What is expected:
Leave out the pictures and return every entry exactly as it appears.

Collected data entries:

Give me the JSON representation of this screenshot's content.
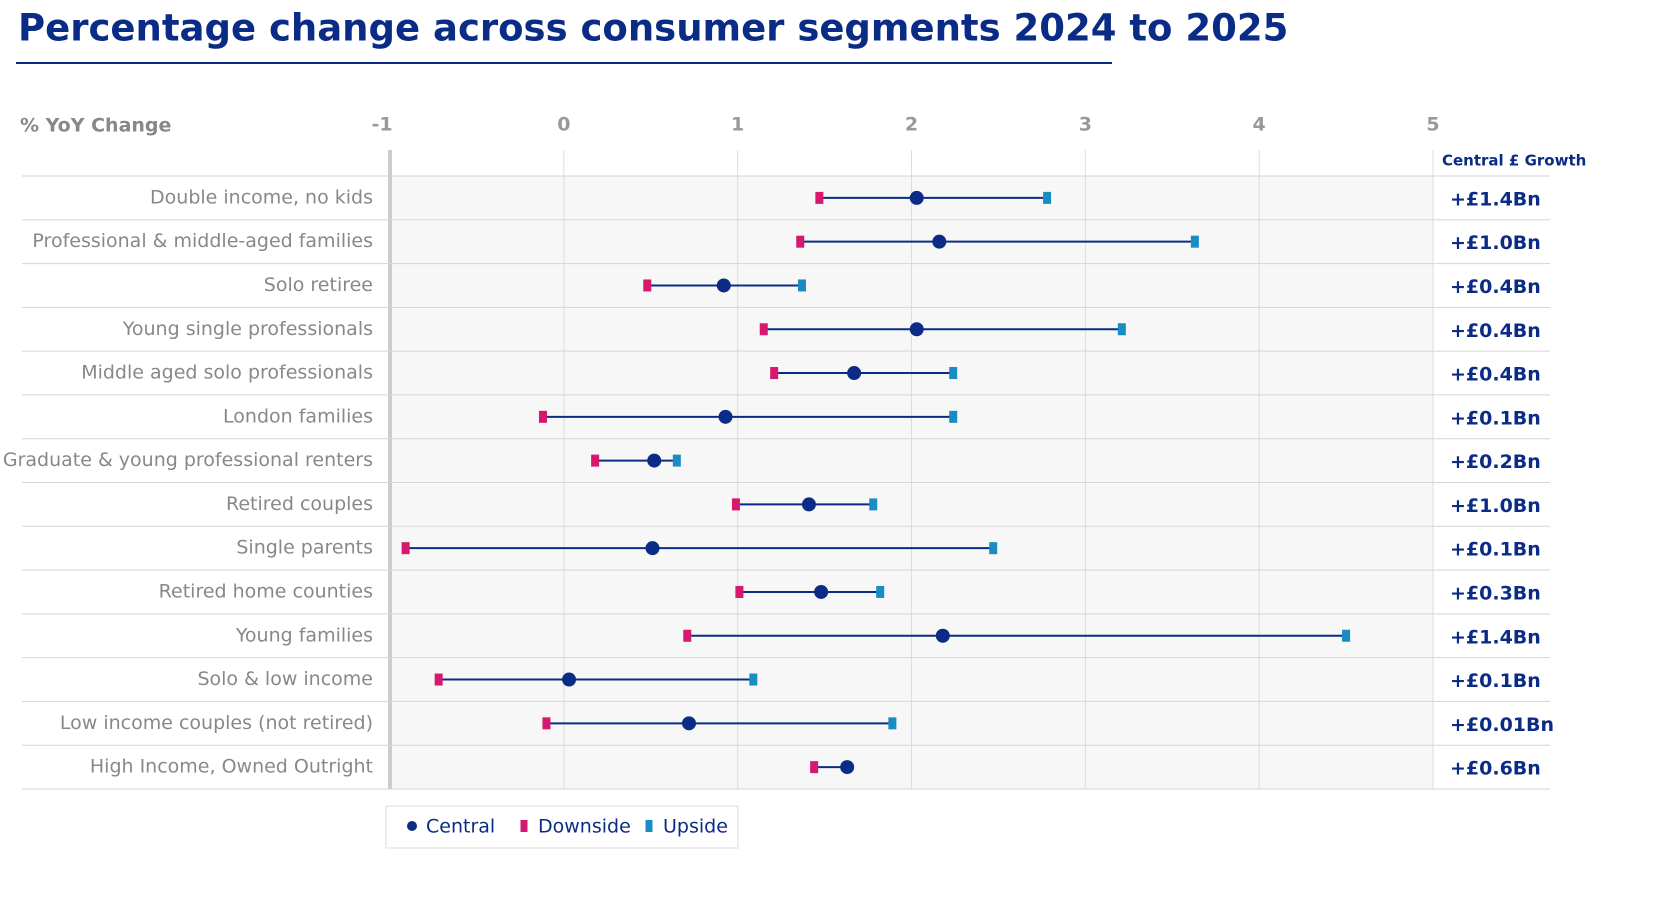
{
  "chart_data": {
    "type": "range",
    "title": "Percentage change across consumer segments 2024 to 2025",
    "y_axis_title": "% YoY Change",
    "right_column_title": "Central £ Growth",
    "categories": [
      "Double income, no kids",
      "Professional & middle-aged families",
      "Solo retiree",
      "Young single professionals",
      "Middle aged solo professionals",
      "London families",
      "Graduate & young professional renters",
      "Retired couples",
      "Single parents",
      "Retired home counties",
      "Young families",
      "Solo & low income",
      "Low income couples (not retired)",
      "High Income, Owned Outright"
    ],
    "right_column_labels": [
      "+£1.4Bn",
      "+£1.0Bn",
      "+£0.4Bn",
      "+£0.4Bn",
      "+£0.4Bn",
      "+£0.1Bn",
      "+£0.2Bn",
      "+£1.0Bn",
      "+£0.1Bn",
      "+£0.3Bn",
      "+£1.4Bn",
      "+£0.1Bn",
      "+£0.01Bn",
      "+£0.6Bn"
    ],
    "series": [
      {
        "name": "Central",
        "color": "#0b2c86",
        "values": [
          2.03,
          2.16,
          0.92,
          2.03,
          1.67,
          0.93,
          0.52,
          1.41,
          0.51,
          1.48,
          2.18,
          0.03,
          0.72,
          1.63
        ]
      },
      {
        "name": "Downside",
        "color": "#d6186f",
        "values": [
          1.47,
          1.36,
          0.48,
          1.15,
          1.21,
          -0.12,
          0.18,
          0.99,
          -0.91,
          1.01,
          0.71,
          -0.72,
          -0.1,
          1.44
        ]
      },
      {
        "name": "Upside",
        "color": "#1a8cc4",
        "values": [
          2.78,
          3.63,
          1.37,
          3.21,
          2.24,
          2.24,
          0.65,
          1.78,
          2.47,
          1.82,
          4.5,
          1.09,
          1.89,
          1.63
        ]
      }
    ],
    "xlim": [
      -1,
      5
    ],
    "xticks": [
      -1,
      0,
      1,
      2,
      3,
      4,
      5
    ],
    "grid": true
  }
}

The completed task:
Give me the JSON representation of this screenshot's content.
{
  "chart_data": {
    "type": "range",
    "title": "Percentage change across consumer segments 2024 to 2025",
    "y_axis_title": "% YoY Change",
    "right_column_title": "Central £ Growth",
    "categories": [
      "Double income, no kids",
      "Professional & middle-aged families",
      "Solo retiree",
      "Young single professionals",
      "Middle aged solo professionals",
      "London families",
      "Graduate & young professional renters",
      "Retired couples",
      "Single parents",
      "Retired home counties",
      "Young families",
      "Solo & low income",
      "Low income couples (not retired)",
      "High Income, Owned Outright"
    ],
    "right_column_labels": [
      "+£1.4Bn",
      "+£1.0Bn",
      "+£0.4Bn",
      "+£0.4Bn",
      "+£0.4Bn",
      "+£0.1Bn",
      "+£0.2Bn",
      "+£1.0Bn",
      "+£0.1Bn",
      "+£0.3Bn",
      "+£1.4Bn",
      "+£0.1Bn",
      "+£0.01Bn",
      "+£0.6Bn"
    ],
    "series": [
      {
        "name": "Central",
        "color": "#0b2c86",
        "values": [
          2.03,
          2.16,
          0.92,
          2.03,
          1.67,
          0.93,
          0.52,
          1.41,
          0.51,
          1.48,
          2.18,
          0.03,
          0.72,
          1.63
        ]
      },
      {
        "name": "Downside",
        "color": "#d6186f",
        "values": [
          1.47,
          1.36,
          0.48,
          1.15,
          1.21,
          -0.12,
          0.18,
          0.99,
          -0.91,
          1.01,
          0.71,
          -0.72,
          -0.1,
          1.44
        ]
      },
      {
        "name": "Upside",
        "color": "#1a8cc4",
        "values": [
          2.78,
          3.63,
          1.37,
          3.21,
          2.24,
          2.24,
          0.65,
          1.78,
          2.47,
          1.82,
          4.5,
          1.09,
          1.89,
          1.63
        ]
      }
    ],
    "xlim": [
      -1,
      5
    ],
    "xticks": [
      -1,
      0,
      1,
      2,
      3,
      4,
      5
    ],
    "grid": true
  }
}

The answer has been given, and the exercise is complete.